Stored data:
-- start --
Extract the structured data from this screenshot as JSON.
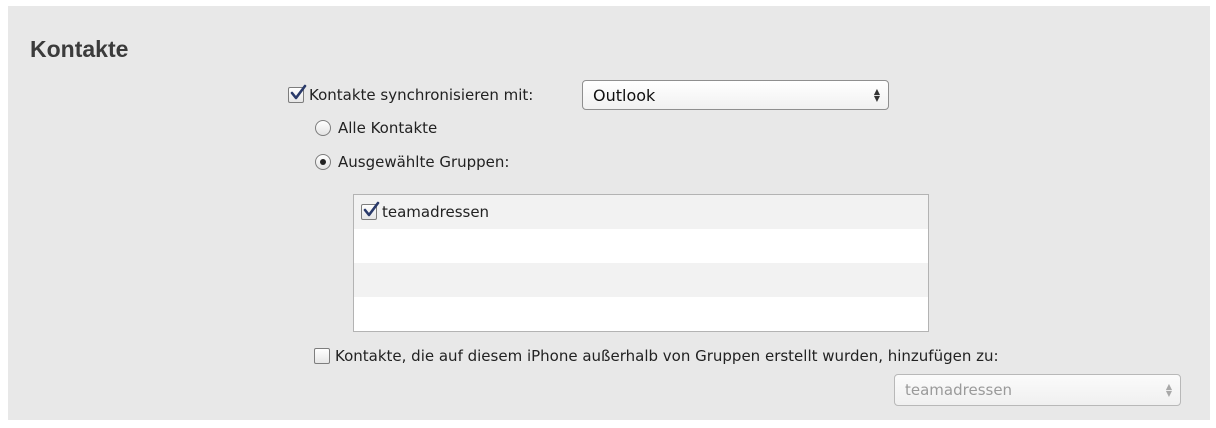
{
  "section": {
    "title": "Kontakte"
  },
  "sync": {
    "label": "Kontakte synchronisieren mit:",
    "checked": true,
    "source_selected": "Outlook"
  },
  "options": {
    "all_label": "Alle Kontakte",
    "selected_groups_label": "Ausgewählte Gruppen:",
    "selected": "selected_groups"
  },
  "groups": [
    {
      "label": "teamadressen",
      "checked": true
    }
  ],
  "add_outside": {
    "label": "Kontakte, die auf diesem iPhone außerhalb von Gruppen erstellt wurden, hinzufügen zu:",
    "checked": false,
    "target_selected": "teamadressen"
  },
  "icons": {
    "checkmark": "checkmark-icon",
    "select_arrows": "updown-arrows-icon"
  },
  "colors": {
    "panel_bg": "#e8e8e8",
    "checkmark": "#2a3a6a"
  }
}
-- end --
WHAT TO DO - Each entry above should be reproduced exactly, with the pictures removed.

REPLY -
Extract the structured data from this screenshot as JSON.
{
  "section": {
    "title": "Kontakte"
  },
  "sync": {
    "label": "Kontakte synchronisieren mit:",
    "checked": true,
    "source_selected": "Outlook"
  },
  "options": {
    "all_label": "Alle Kontakte",
    "selected_groups_label": "Ausgewählte Gruppen:",
    "selected": "selected_groups"
  },
  "groups": [
    {
      "label": "teamadressen",
      "checked": true
    }
  ],
  "add_outside": {
    "label": "Kontakte, die auf diesem iPhone außerhalb von Gruppen erstellt wurden, hinzufügen zu:",
    "checked": false,
    "target_selected": "teamadressen"
  },
  "icons": {
    "checkmark": "checkmark-icon",
    "select_arrows": "updown-arrows-icon"
  },
  "colors": {
    "panel_bg": "#e8e8e8",
    "checkmark": "#2a3a6a"
  }
}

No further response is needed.